Set problem: Say how many lines contain "rest", using only the number.

Record extracts:

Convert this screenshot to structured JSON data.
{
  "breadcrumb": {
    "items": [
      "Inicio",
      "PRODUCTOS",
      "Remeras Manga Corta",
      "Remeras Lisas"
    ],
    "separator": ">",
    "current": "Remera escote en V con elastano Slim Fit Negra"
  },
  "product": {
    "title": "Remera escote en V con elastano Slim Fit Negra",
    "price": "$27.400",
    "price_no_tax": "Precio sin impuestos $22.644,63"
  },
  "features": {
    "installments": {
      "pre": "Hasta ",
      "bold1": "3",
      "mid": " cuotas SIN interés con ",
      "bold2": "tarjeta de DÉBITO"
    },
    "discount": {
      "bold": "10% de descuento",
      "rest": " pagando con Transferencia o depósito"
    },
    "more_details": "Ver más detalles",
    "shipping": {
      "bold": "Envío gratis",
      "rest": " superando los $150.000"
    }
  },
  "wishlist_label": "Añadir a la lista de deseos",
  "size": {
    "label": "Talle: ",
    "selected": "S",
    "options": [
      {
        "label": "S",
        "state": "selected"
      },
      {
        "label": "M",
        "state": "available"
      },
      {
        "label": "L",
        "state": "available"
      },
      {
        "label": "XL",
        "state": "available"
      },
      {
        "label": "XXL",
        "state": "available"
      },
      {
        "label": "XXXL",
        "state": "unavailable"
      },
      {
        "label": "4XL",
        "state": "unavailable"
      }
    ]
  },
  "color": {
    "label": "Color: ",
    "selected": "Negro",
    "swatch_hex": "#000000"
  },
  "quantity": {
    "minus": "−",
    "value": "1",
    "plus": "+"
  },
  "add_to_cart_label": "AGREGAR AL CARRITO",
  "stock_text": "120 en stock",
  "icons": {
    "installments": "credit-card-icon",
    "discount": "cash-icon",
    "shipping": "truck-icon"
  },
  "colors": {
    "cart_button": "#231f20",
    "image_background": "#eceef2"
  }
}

Final answer: 2